** start The data **

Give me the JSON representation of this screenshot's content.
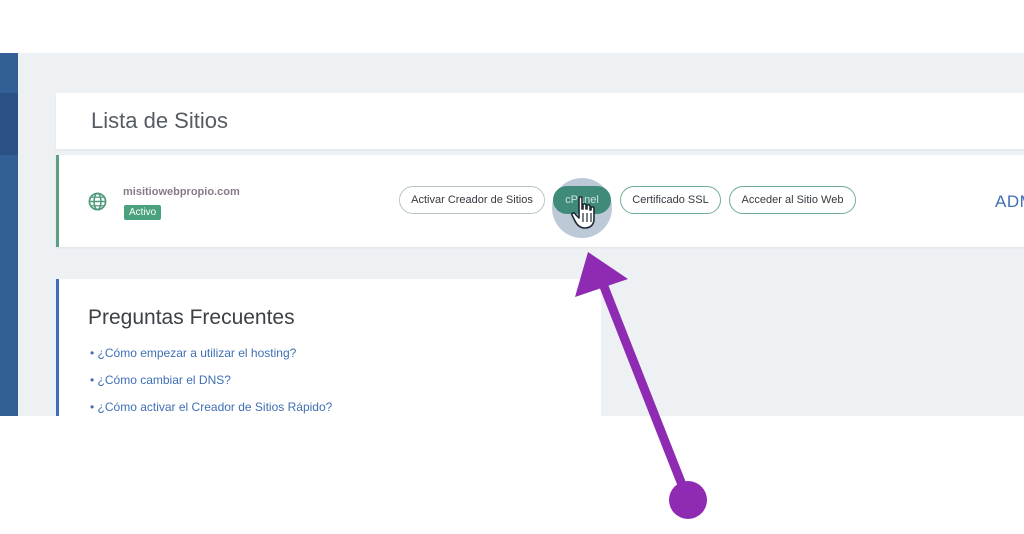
{
  "header": {
    "title": "Lista de Sitios"
  },
  "site": {
    "domain": "misitiowebpropio.com",
    "status": "Activo",
    "buttons": {
      "creator": "Activar Creador de Sitios",
      "cpanel": "cPanel",
      "ssl": "Certificado SSL",
      "visit": "Acceder al Sitio Web"
    },
    "admin_label": "ADM"
  },
  "faq": {
    "title": "Preguntas Frecuentes",
    "items": [
      "• ¿Cómo empezar a utilizar el hosting?",
      "• ¿Cómo cambiar el DNS?",
      "• ¿Cómo activar el Creador de Sitios Rápido?"
    ]
  },
  "colors": {
    "accent_green": "#4aa17d",
    "link_blue": "#3f6fb4",
    "sidebar_blue": "#335f97",
    "annotation_arrow": "#8e2bb2"
  },
  "icons": {
    "globe": "globe-icon",
    "cursor": "hand-cursor-icon",
    "arrow": "arrow-icon"
  }
}
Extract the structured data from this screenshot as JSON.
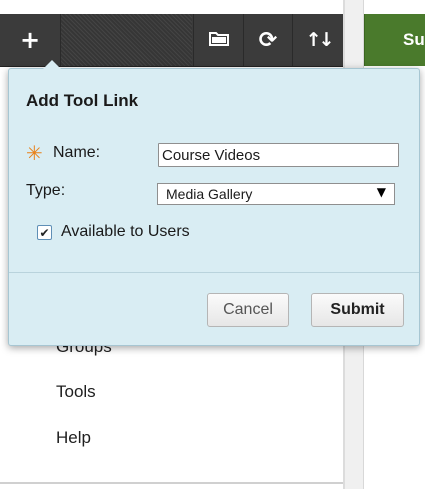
{
  "toolbar": {
    "add_icon": "+",
    "folder_icon": "folder-icon",
    "refresh_icon": "⟳",
    "sort_icon": "↑↓"
  },
  "right_strip": {
    "label": "Su"
  },
  "menu": {
    "items": [
      {
        "label": "Groups"
      },
      {
        "label": "Tools"
      },
      {
        "label": "Help"
      }
    ]
  },
  "popup": {
    "title": "Add Tool Link",
    "required_marker": "✳",
    "name_label": "Name:",
    "name_value": "Course Videos",
    "type_label": "Type:",
    "type_value": "Media Gallery",
    "type_caret": "▼",
    "checkbox_mark": "✔",
    "available_label": "Available to Users",
    "available_checked": true,
    "cancel_label": "Cancel",
    "submit_label": "Submit"
  },
  "colors": {
    "toolbar_bg": "#3b3b3b",
    "popup_bg": "#d9edf3",
    "submit_strip": "#4a7a2c",
    "required_star": "#e8821a"
  }
}
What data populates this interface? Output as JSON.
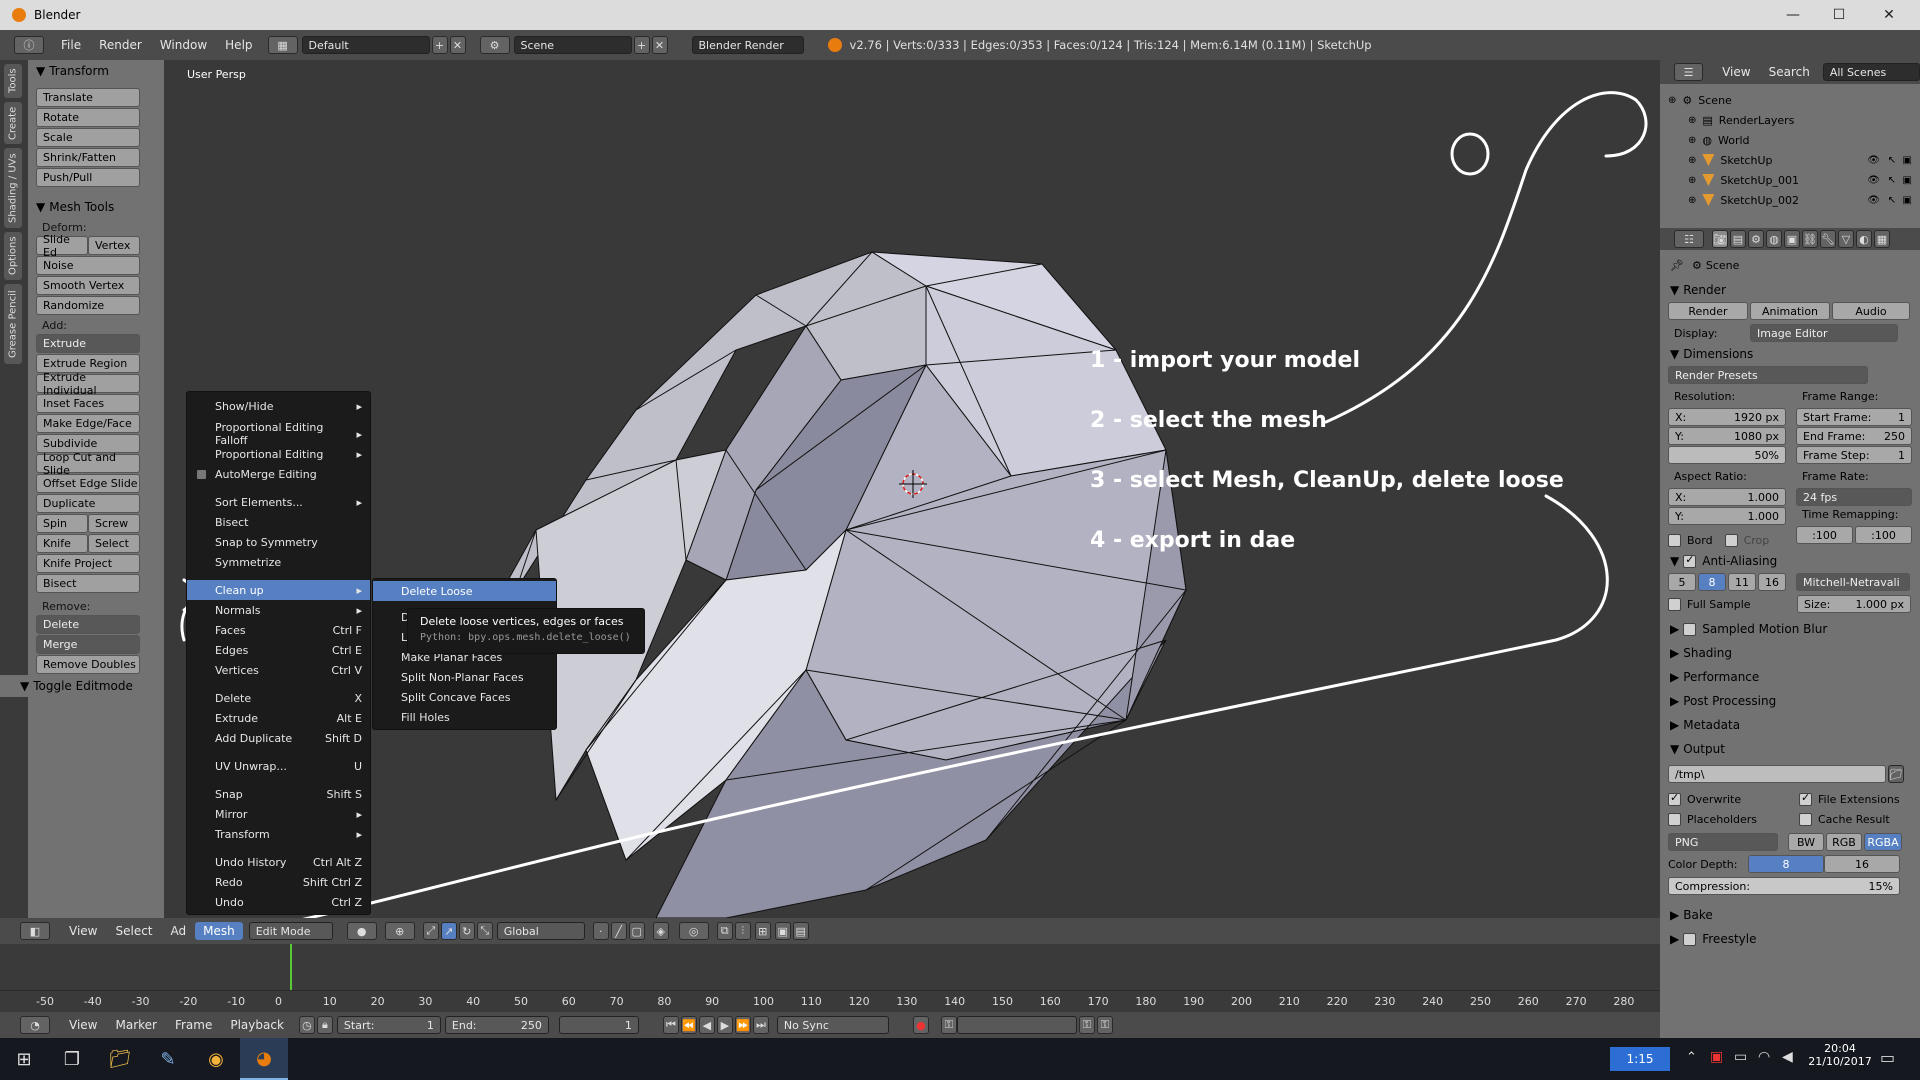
{
  "window": {
    "title": "Blender",
    "minimize": "—",
    "maximize": "☐",
    "close": "✕"
  },
  "infobar": {
    "menus": [
      "File",
      "Render",
      "Window",
      "Help"
    ],
    "layout": "Default",
    "scene": "Scene",
    "engine": "Blender Render",
    "stats": "v2.76 | Verts:0/333 | Edges:0/353 | Faces:0/124 | Tris:124 | Mem:6.14M (0.11M) | SketchUp"
  },
  "left_tabs": [
    "Tools",
    "Create",
    "Shading / UVs",
    "Options",
    "Grease Pencil"
  ],
  "toolshelf": {
    "transform_title": "Transform",
    "transform": [
      "Translate",
      "Rotate",
      "Scale",
      "Shrink/Fatten",
      "Push/Pull"
    ],
    "mesh_tools_title": "Mesh Tools",
    "deform_label": "Deform:",
    "slide_edge": "Slide Ed",
    "vertex": "Vertex",
    "deform": [
      "Noise",
      "Smooth Vertex",
      "Randomize"
    ],
    "add_label": "Add:",
    "extrude": "Extrude",
    "add": [
      "Extrude Region",
      "Extrude Individual",
      "Inset Faces",
      "Make Edge/Face",
      "Subdivide",
      "Loop Cut and Slide",
      "Offset Edge Slide",
      "Duplicate"
    ],
    "spin": "Spin",
    "screw": "Screw",
    "knife": "Knife",
    "select": "Select",
    "knife_project": "Knife Project",
    "bisect": "Bisect",
    "remove_label": "Remove:",
    "delete": "Delete",
    "merge": "Merge",
    "remove_doubles": "Remove Doubles",
    "toggle_editmode": "Toggle Editmode"
  },
  "viewport": {
    "label": "User Persp",
    "annotations": [
      "1 - import your model",
      "2 - select the mesh",
      "3 - select Mesh, CleanUp, delete loose",
      "4 - export in dae"
    ]
  },
  "mesh_menu": [
    {
      "label": "Show/Hide",
      "shortcut": "",
      "arrow": true
    },
    {
      "sep": true
    },
    {
      "label": "Proportional Editing Falloff",
      "shortcut": "",
      "arrow": true
    },
    {
      "label": "Proportional Editing",
      "shortcut": "",
      "arrow": true
    },
    {
      "label": "AutoMerge Editing",
      "shortcut": "",
      "check": true
    },
    {
      "sep": true
    },
    {
      "label": "Sort Elements...",
      "shortcut": "",
      "arrow": true
    },
    {
      "label": "Bisect",
      "shortcut": ""
    },
    {
      "label": "Snap to Symmetry",
      "shortcut": ""
    },
    {
      "label": "Symmetrize",
      "shortcut": ""
    },
    {
      "sep": true
    },
    {
      "label": "Clean up",
      "shortcut": "",
      "arrow": true,
      "hl": true
    },
    {
      "label": "Normals",
      "shortcut": "",
      "arrow": true
    },
    {
      "label": "Faces",
      "shortcut": "Ctrl F"
    },
    {
      "label": "Edges",
      "shortcut": "Ctrl E"
    },
    {
      "label": "Vertices",
      "shortcut": "Ctrl V"
    },
    {
      "sep": true
    },
    {
      "label": "Delete",
      "shortcut": "X"
    },
    {
      "label": "Extrude",
      "shortcut": "Alt E"
    },
    {
      "label": "Add Duplicate",
      "shortcut": "Shift D"
    },
    {
      "sep": true
    },
    {
      "label": "UV Unwrap...",
      "shortcut": "U"
    },
    {
      "sep": true
    },
    {
      "label": "Snap",
      "shortcut": "Shift S"
    },
    {
      "label": "Mirror",
      "shortcut": "",
      "arrow": true
    },
    {
      "label": "Transform",
      "shortcut": "",
      "arrow": true
    },
    {
      "sep": true
    },
    {
      "label": "Undo History",
      "shortcut": "Ctrl Alt Z"
    },
    {
      "label": "Redo",
      "shortcut": "Shift Ctrl Z"
    },
    {
      "label": "Undo",
      "shortcut": "Ctrl Z"
    }
  ],
  "cleanup_submenu": [
    "Delete Loose",
    "D",
    "Li",
    "Make Planar Faces",
    "Split Non-Planar Faces",
    "Split Concave Faces",
    "Fill Holes"
  ],
  "tooltip": {
    "text": "Delete loose vertices, edges or faces",
    "python": "Python: bpy.ops.mesh.delete_loose()"
  },
  "vp_header": {
    "view": "View",
    "select": "Select",
    "add": "Ad",
    "mesh": "Mesh",
    "mode": "Edit Mode",
    "orientation": "Global"
  },
  "timeline": {
    "ticks": [
      "-50",
      "-40",
      "-30",
      "-20",
      "-10",
      "0",
      "10",
      "20",
      "30",
      "40",
      "50",
      "60",
      "70",
      "80",
      "90",
      "100",
      "110",
      "120",
      "130",
      "140",
      "150",
      "160",
      "170",
      "180",
      "190",
      "200",
      "210",
      "220",
      "230",
      "240",
      "250",
      "260",
      "270",
      "280"
    ]
  },
  "tl_header": {
    "view": "View",
    "marker": "Marker",
    "frame": "Frame",
    "playback": "Playback",
    "start_label": "Start:",
    "start": "1",
    "end_label": "End:",
    "end": "250",
    "current": "1",
    "sync": "No Sync"
  },
  "outliner": {
    "view": "View",
    "search": "Search",
    "filter": "All Scenes",
    "rows": [
      {
        "label": "Scene",
        "indent": 0
      },
      {
        "label": "RenderLayers",
        "indent": 1
      },
      {
        "label": "World",
        "indent": 1
      },
      {
        "label": "SketchUp",
        "indent": 1,
        "obj": true
      },
      {
        "label": "SketchUp_001",
        "indent": 1,
        "obj": true
      },
      {
        "label": "SketchUp_002",
        "indent": 1,
        "obj": true
      }
    ]
  },
  "properties": {
    "scene": "Scene",
    "render_title": "Render",
    "render_btn": "Render",
    "animation_btn": "Animation",
    "audio_btn": "Audio",
    "display_label": "Display:",
    "display_value": "Image Editor",
    "dimensions_title": "Dimensions",
    "render_presets": "Render Presets",
    "resolution_label": "Resolution:",
    "res_x_label": "X:",
    "res_x": "1920 px",
    "res_y_label": "Y:",
    "res_y": "1080 px",
    "res_pct": "50%",
    "frame_range_label": "Frame Range:",
    "start_frame_label": "Start Frame:",
    "start_frame": "1",
    "end_frame_label": "End Frame:",
    "end_frame": "250",
    "frame_step_label": "Frame Step:",
    "frame_step": "1",
    "aspect_label": "Aspect Ratio:",
    "aspect_x_label": "X:",
    "aspect_x": "1.000",
    "aspect_y_label": "Y:",
    "aspect_y": "1.000",
    "frame_rate_label": "Frame Rate:",
    "frame_rate": "24 fps",
    "time_remap_label": "Time Remapping:",
    "time_remap_old": ":100",
    "time_remap_new": ":100",
    "bord": "Bord",
    "crop": "Crop",
    "aa_title": "Anti-Aliasing",
    "aa_samples": [
      "5",
      "8",
      "11",
      "16"
    ],
    "aa_filter": "Mitchell-Netravali",
    "full_sample": "Full Sample",
    "size_label": "Size:",
    "size": "1.000 px",
    "panels": [
      "Sampled Motion Blur",
      "Shading",
      "Performance",
      "Post Processing",
      "Metadata"
    ],
    "output_title": "Output",
    "output_path": "/tmp\\",
    "overwrite": "Overwrite",
    "file_extensions": "File Extensions",
    "placeholders": "Placeholders",
    "cache_result": "Cache Result",
    "format": "PNG",
    "bw": "BW",
    "rgb": "RGB",
    "rgba": "RGBA",
    "color_depth_label": "Color Depth:",
    "depth_8": "8",
    "depth_16": "16",
    "compression_label": "Compression:",
    "compression": "15%",
    "bake": "Bake",
    "freestyle": "Freestyle"
  },
  "taskbar": {
    "lang": "1:15",
    "time": "20:04",
    "date": "21/10/2017"
  },
  "colors": {
    "menu_highlight": "#5680c2",
    "panel": "#727272",
    "header": "#4b4b4b",
    "blender_orange": "#e87d0d"
  }
}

** end The data **

Required task.
Copy every line that includes the string "this" from the material above.

Answer for the task.
Give me the JSON representation of this screenshot's content.
Extract the structured data from this screenshot as JSON.
What data populates this interface? Output as JSON.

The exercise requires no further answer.